Search the material below for the string "Shaftesbury" and extract each line that has it.

Saved entries
<<<<

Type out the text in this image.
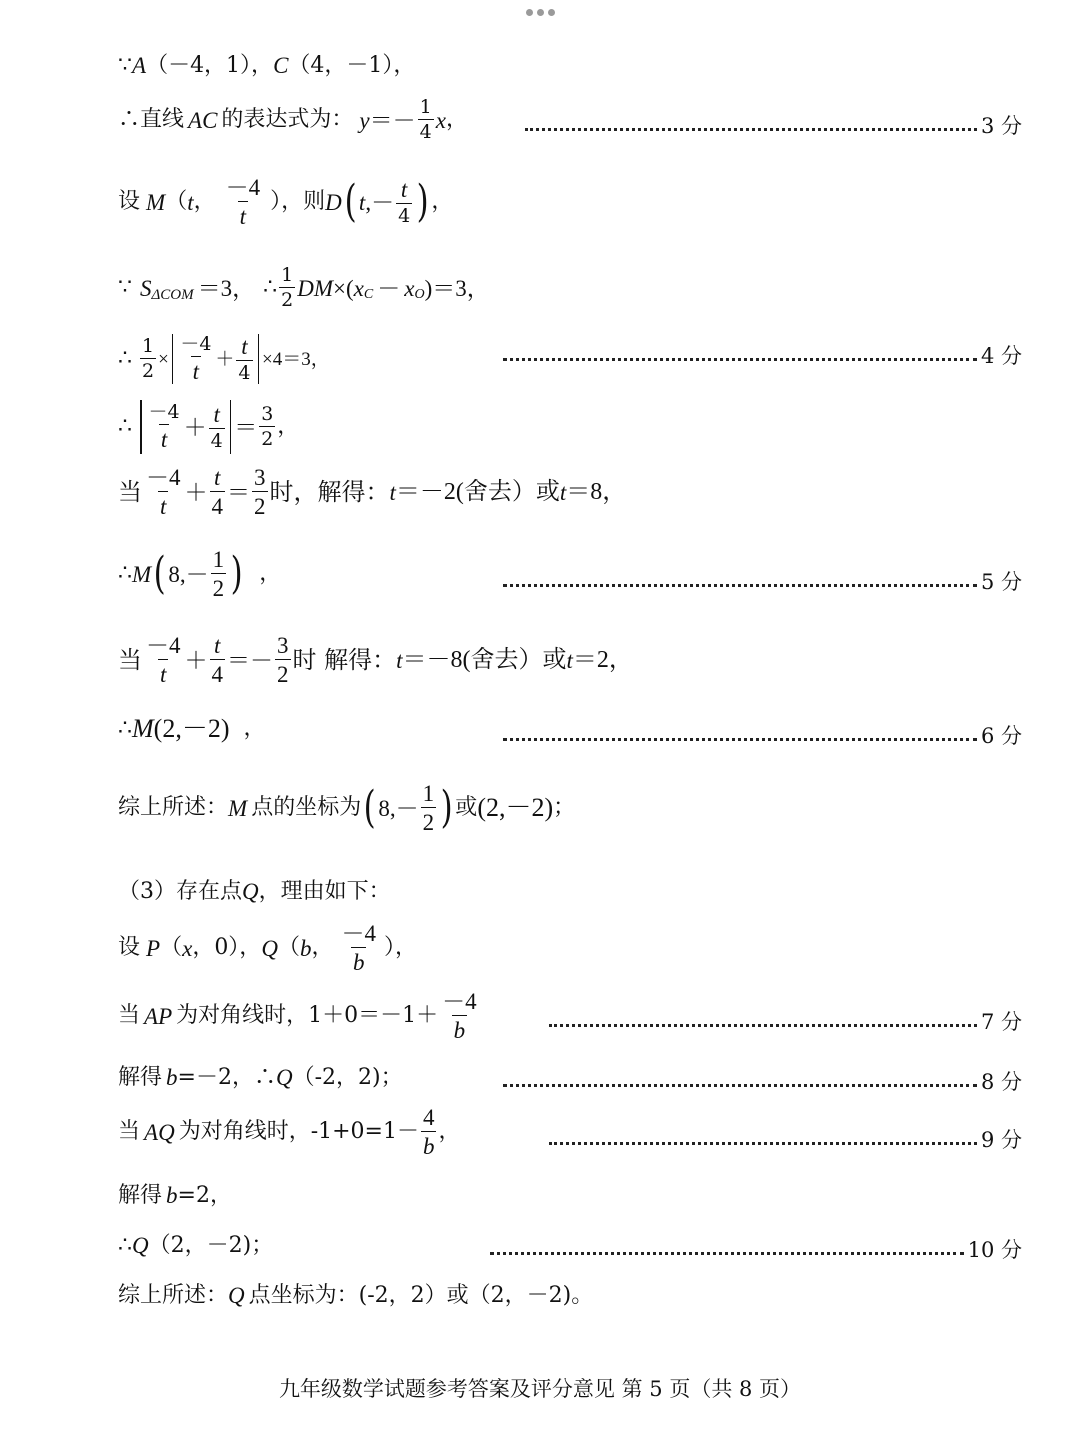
∵ A （－4，1）， C （4，－1），
∴直线 AC 的表达式为： $y =- \frac{1}{4}$ x ，	3 分
设 M （ t ， $\frac{-4}{t}$ ），则 D ( t ,－ $\frac{t}{4}$ ) ，
∵ S ΔCOM ＝3， ∴ $\frac{1}{2}$ DM ×( x C － x O )＝3，
∴ $\frac{1}{2} \times \frac{-4}{t} + \frac{t}{4} \times 4=3$，	4 分
∴ $\frac{-4}{t} + \frac{t}{4} = \frac{3}{2}$ ，
当 $\frac{-4}{t} + \frac{t}{4} = \frac{3}{2}$ 时，解得： t ＝－2(舍去）或 t ＝8，
∴ M ( $8,- \frac{1}{2}$ ) ，	5 分
当 $\frac{-4}{t} + \frac{t}{4} =- \frac{3}{2}$ 时 解得： t ＝－8(舍去）或 t ＝2，
∴ M (2,－2) ，	6 分
综上所述： M 点的坐标为 ( $8,- \frac{1}{2}$ ) 或 (2,－2) ；
（3）存在点 Q ，理由如下：
设 P （ x ，0）， Q （ b ， $\frac{-4}{b}$ ），
当 AP 为对角线时，$1+0=-1+ \frac{-4}{b}$	7 分
解得 b =－2，∴ Q （-2，2)；	8 分
当 AQ 为对角线时，$-1+0=1- \frac{4}{b}$ ，	9 分
解得 b =2，
∴ Q （2，－2)；	10 分
综上所述： Q 点坐标为：(-2，2）或（2，－2)。
九年级数学试题参考答案及评分意见 第 5 页（共 8 页）
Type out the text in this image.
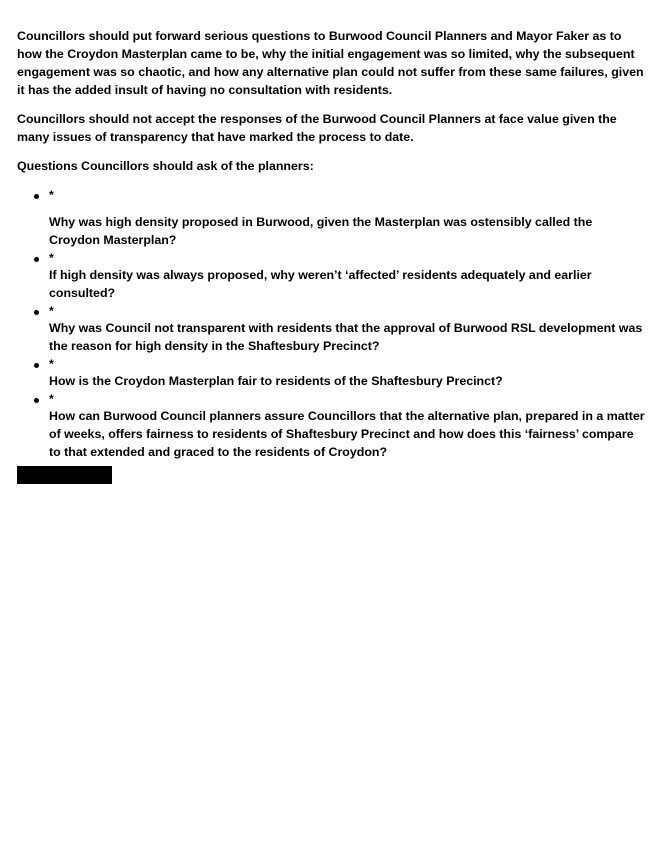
Councillors should put forward serious questions to Burwood Council Planners and Mayor Faker as to how the Croydon Masterplan came to be, why the initial engagement was so limited, why the subsequent engagement was so chaotic, and how any alternative plan could not suffer from these same failures, given it has the added insult of having no consultation with residents.

Councillors should not accept the responses of the Burwood Council Planners at face value given the many issues of transparency that have marked the process to date.

Questions Councillors should ask of the planners:

*
Why was high density proposed in Burwood, given the Masterplan was ostensibly called the Croydon Masterplan?
*
If high density was always proposed, why weren’t ‘affected’ residents adequately and earlier consulted?
*
Why was Council not transparent with residents that the approval of Burwood RSL development was the reason for high density in the Shaftesbury Precinct?
*
How is the Croydon Masterplan fair to residents of the Shaftesbury Precinct?
*
How can Burwood Council planners assure Councillors that the alternative plan, prepared in a matter of weeks, offers fairness to residents of Shaftesbury Precinct and how does this ‘fairness’ compare to that extended and graced to the residents of Croydon?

>>>>

__Solution to this problem__:
Why was Council not transparent with residents that the approval of Burwood RSL development was the reason for high density in the Shaftesbury Precinct?
How is the Croydon Masterplan fair to residents of the Shaftesbury Precinct?
How can Burwood Council planners assure Councillors that the alternative plan, prepared in a matter of weeks, offers fairness to residents of Shaftesbury Precinct and how does this ‘fairness’ compare to that extended and graced to the residents of Croydon?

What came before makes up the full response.